[Data entries]
____

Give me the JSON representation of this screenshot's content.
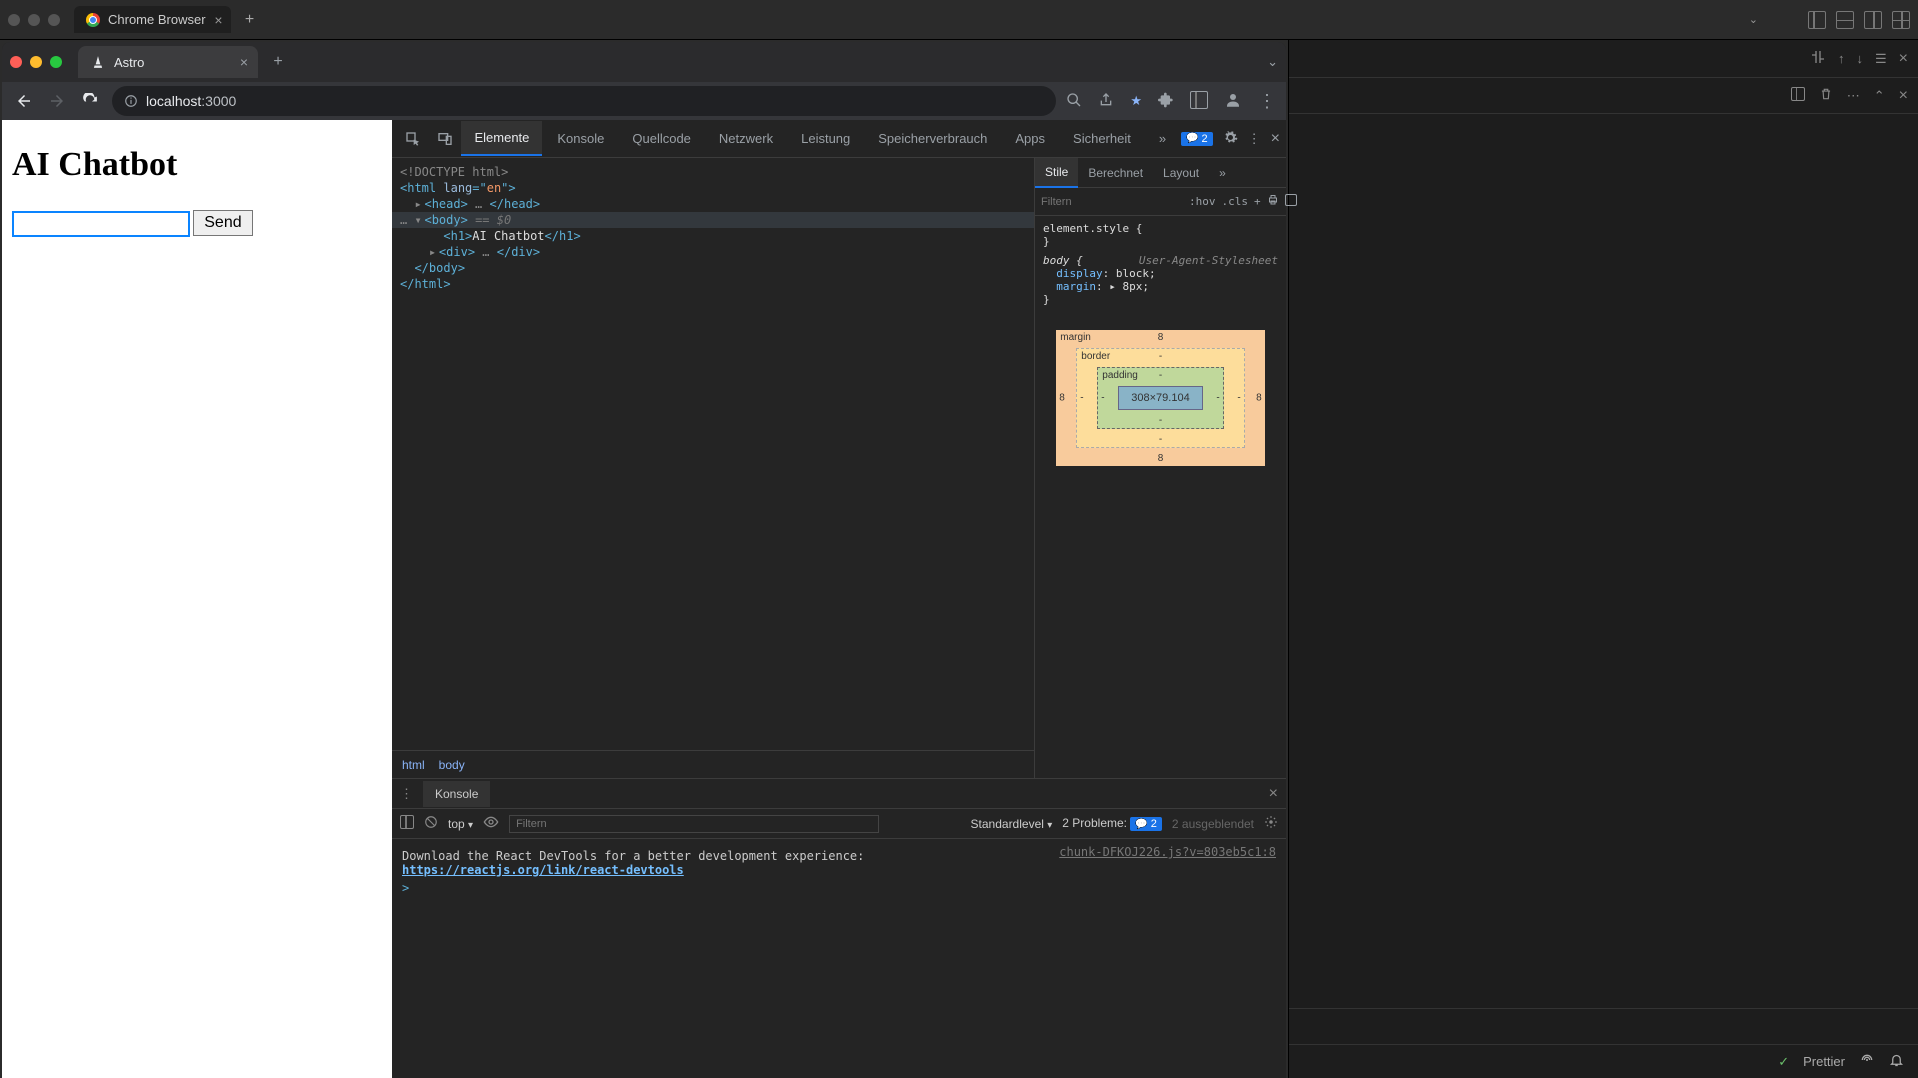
{
  "outer": {
    "tab_title": "Chrome Browser",
    "new_tab": "+",
    "dropdown": "⌄"
  },
  "chrome": {
    "tab_title": "Astro",
    "new_tab": "+",
    "url_host": "localhost",
    "url_path": ":3000"
  },
  "page": {
    "heading": "AI Chatbot",
    "input_value": "",
    "send_button": "Send"
  },
  "devtools": {
    "tabs": [
      "Elemente",
      "Konsole",
      "Quellcode",
      "Netzwerk",
      "Leistung",
      "Speicherverbrauch",
      "Apps",
      "Sicherheit"
    ],
    "more": "»",
    "issues_badge": "2",
    "dom": {
      "l1": "<!DOCTYPE html>",
      "l2a": "<",
      "l2b": "html",
      "l2c": " lang",
      "l2d": "=\"",
      "l2e": "en",
      "l2f": "\">",
      "l3a": "<",
      "l3b": "head",
      "l3c": ">",
      "l3d": " … ",
      "l3e": "</",
      "l3f": "head",
      "l3g": ">",
      "l4a": "<",
      "l4b": "body",
      "l4c": ">",
      "l4d": " == $0",
      "l5a": "<",
      "l5b": "h1",
      "l5c": ">",
      "l5d": "AI Chatbot",
      "l5e": "</",
      "l5f": "h1",
      "l5g": ">",
      "l6a": "<",
      "l6b": "div",
      "l6c": ">",
      "l6d": " … ",
      "l6e": "</",
      "l6f": "div",
      "l6g": ">",
      "l7a": "</",
      "l7b": "body",
      "l7c": ">",
      "l8a": "</",
      "l8b": "html",
      "l8c": ">"
    },
    "crumbs": [
      "html",
      "body"
    ],
    "styles": {
      "tabs": [
        "Stile",
        "Berechnet",
        "Layout"
      ],
      "filter_placeholder": "Filtern",
      "hov": ":hov",
      "cls": ".cls",
      "rule1_sel": "element.style {",
      "rule1_close": "}",
      "rule2_sel": "body {",
      "rule2_meta": "User-Agent-Stylesheet",
      "rule2_p1_name": "display",
      "rule2_p1_val": "block",
      "rule2_p2_name": "margin",
      "rule2_p2_val": "8px",
      "rule2_close": "}"
    },
    "box_model": {
      "margin_label": "margin",
      "border_label": "border",
      "padding_label": "padding",
      "content": "308×79.104",
      "margin_val": "8",
      "border_val": "-",
      "padding_val": "-"
    },
    "console": {
      "tab": "Konsole",
      "context": "top",
      "filter_placeholder": "Filtern",
      "level": "Standardlevel",
      "problems_label": "2 Probleme:",
      "problems_count": "2",
      "hidden": "2 ausgeblendet",
      "msg1_text": "Download the React DevTools for a better development experience: ",
      "msg1_link": "https://reactjs.org/link/react-devtools",
      "msg1_src": "chunk-DFKOJ226.js?v=803eb5c1:8",
      "prompt": ">"
    }
  },
  "editor_side": {
    "prettier": "Prettier"
  }
}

____

Write out the material above once more, exactly as it reads, with no pictures.

Give me the JSON representation of this screenshot's content.
{
  "outer": {
    "tab_title": "Chrome Browser",
    "new_tab": "+",
    "dropdown": "⌄"
  },
  "chrome": {
    "tab_title": "Astro",
    "new_tab": "+",
    "url_host": "localhost",
    "url_path": ":3000"
  },
  "page": {
    "heading": "AI Chatbot",
    "input_value": "",
    "send_button": "Send"
  },
  "devtools": {
    "tabs": [
      "Elemente",
      "Konsole",
      "Quellcode",
      "Netzwerk",
      "Leistung",
      "Speicherverbrauch",
      "Apps",
      "Sicherheit"
    ],
    "more": "»",
    "issues_badge": "2",
    "dom": {
      "l1": "<!DOCTYPE html>",
      "l2a": "<",
      "l2b": "html",
      "l2c": " lang",
      "l2d": "=\"",
      "l2e": "en",
      "l2f": "\">",
      "l3a": "<",
      "l3b": "head",
      "l3c": ">",
      "l3d": " … ",
      "l3e": "</",
      "l3f": "head",
      "l3g": ">",
      "l4a": "<",
      "l4b": "body",
      "l4c": ">",
      "l4d": " == $0",
      "l5a": "<",
      "l5b": "h1",
      "l5c": ">",
      "l5d": "AI Chatbot",
      "l5e": "</",
      "l5f": "h1",
      "l5g": ">",
      "l6a": "<",
      "l6b": "div",
      "l6c": ">",
      "l6d": " … ",
      "l6e": "</",
      "l6f": "div",
      "l6g": ">",
      "l7a": "</",
      "l7b": "body",
      "l7c": ">",
      "l8a": "</",
      "l8b": "html",
      "l8c": ">"
    },
    "crumbs": [
      "html",
      "body"
    ],
    "styles": {
      "tabs": [
        "Stile",
        "Berechnet",
        "Layout"
      ],
      "filter_placeholder": "Filtern",
      "hov": ":hov",
      "cls": ".cls",
      "rule1_sel": "element.style {",
      "rule1_close": "}",
      "rule2_sel": "body {",
      "rule2_meta": "User-Agent-Stylesheet",
      "rule2_p1_name": "display",
      "rule2_p1_val": "block",
      "rule2_p2_name": "margin",
      "rule2_p2_val": "8px",
      "rule2_close": "}"
    },
    "box_model": {
      "margin_label": "margin",
      "border_label": "border",
      "padding_label": "padding",
      "content": "308×79.104",
      "margin_val": "8",
      "border_val": "-",
      "padding_val": "-"
    },
    "console": {
      "tab": "Konsole",
      "context": "top",
      "filter_placeholder": "Filtern",
      "level": "Standardlevel",
      "problems_label": "2 Probleme:",
      "problems_count": "2",
      "hidden": "2 ausgeblendet",
      "msg1_text": "Download the React DevTools for a better development experience: ",
      "msg1_link": "https://reactjs.org/link/react-devtools",
      "msg1_src": "chunk-DFKOJ226.js?v=803eb5c1:8",
      "prompt": ">"
    }
  },
  "editor_side": {
    "prettier": "Prettier"
  }
}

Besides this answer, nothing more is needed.